====== Record set ======

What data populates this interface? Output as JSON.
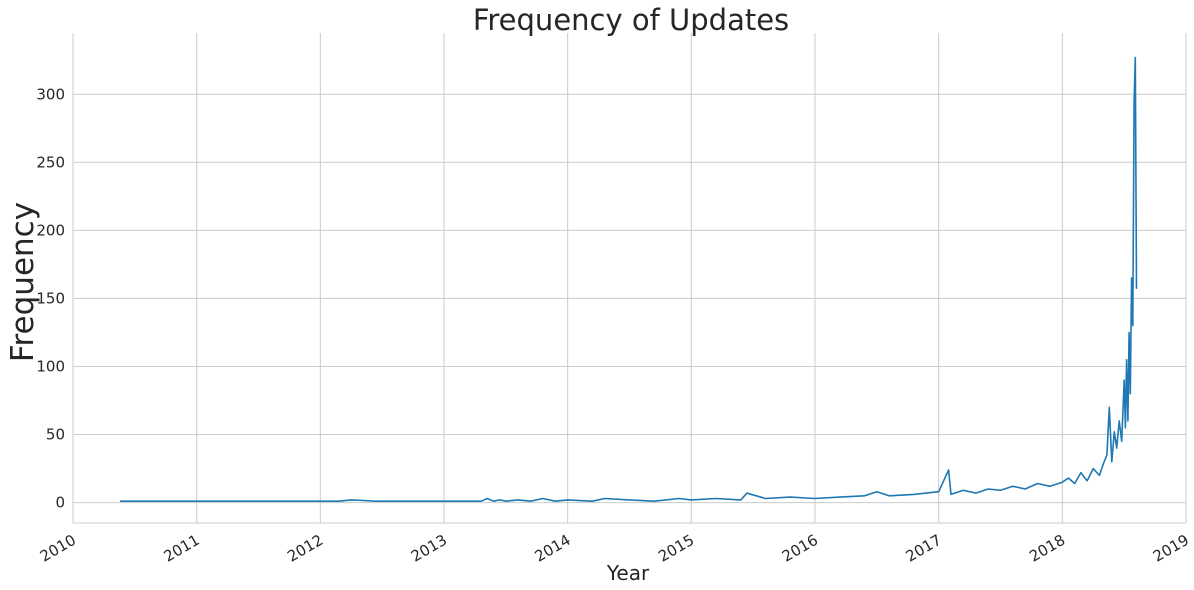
{
  "chart_data": {
    "type": "line",
    "title": "Frequency of Updates",
    "xlabel": "Year",
    "ylabel": "Frequency",
    "x_ticks": [
      "2010",
      "2011",
      "2012",
      "2013",
      "2014",
      "2015",
      "2016",
      "2017",
      "2018",
      "2019"
    ],
    "y_ticks": [
      "0",
      "50",
      "100",
      "150",
      "200",
      "250",
      "300"
    ],
    "xlim": [
      2010.0,
      2019.0
    ],
    "ylim": [
      -15,
      345
    ],
    "grid": true,
    "series": [
      {
        "color": "#1f77b4",
        "x": [
          2010.38,
          2011.0,
          2011.5,
          2012.0,
          2012.15,
          2012.25,
          2012.35,
          2012.45,
          2013.0,
          2013.3,
          2013.35,
          2013.4,
          2013.45,
          2013.5,
          2013.6,
          2013.7,
          2013.8,
          2013.9,
          2014.0,
          2014.2,
          2014.3,
          2014.5,
          2014.7,
          2014.9,
          2015.0,
          2015.2,
          2015.4,
          2015.45,
          2015.6,
          2015.8,
          2016.0,
          2016.2,
          2016.4,
          2016.5,
          2016.6,
          2016.8,
          2017.0,
          2017.08,
          2017.1,
          2017.2,
          2017.3,
          2017.4,
          2017.5,
          2017.6,
          2017.7,
          2017.8,
          2017.9,
          2018.0,
          2018.05,
          2018.1,
          2018.15,
          2018.2,
          2018.25,
          2018.3,
          2018.33,
          2018.36,
          2018.38,
          2018.4,
          2018.42,
          2018.44,
          2018.46,
          2018.48,
          2018.5,
          2018.51,
          2018.52,
          2018.53,
          2018.54,
          2018.55,
          2018.56,
          2018.57,
          2018.58,
          2018.59,
          2018.6
        ],
        "y": [
          1,
          1,
          1,
          1,
          1,
          2,
          1.5,
          1,
          1,
          1,
          3,
          1,
          2,
          1,
          2,
          1,
          3,
          1,
          2,
          1,
          3,
          2,
          1,
          3,
          2,
          3,
          2,
          7,
          3,
          4,
          3,
          4,
          5,
          8,
          5,
          6,
          8,
          24,
          6,
          9,
          7,
          10,
          9,
          12,
          10,
          14,
          12,
          15,
          18,
          14,
          22,
          16,
          25,
          20,
          28,
          35,
          70,
          30,
          52,
          40,
          60,
          45,
          90,
          55,
          105,
          60,
          125,
          80,
          165,
          130,
          295,
          327,
          157
        ]
      }
    ]
  }
}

======

--- Task instructions ---
Copy out each line of the entries that holds "Frequency".

--- Response ---
    "title": "Frequency of Updates",
    "ylabel": "Frequency",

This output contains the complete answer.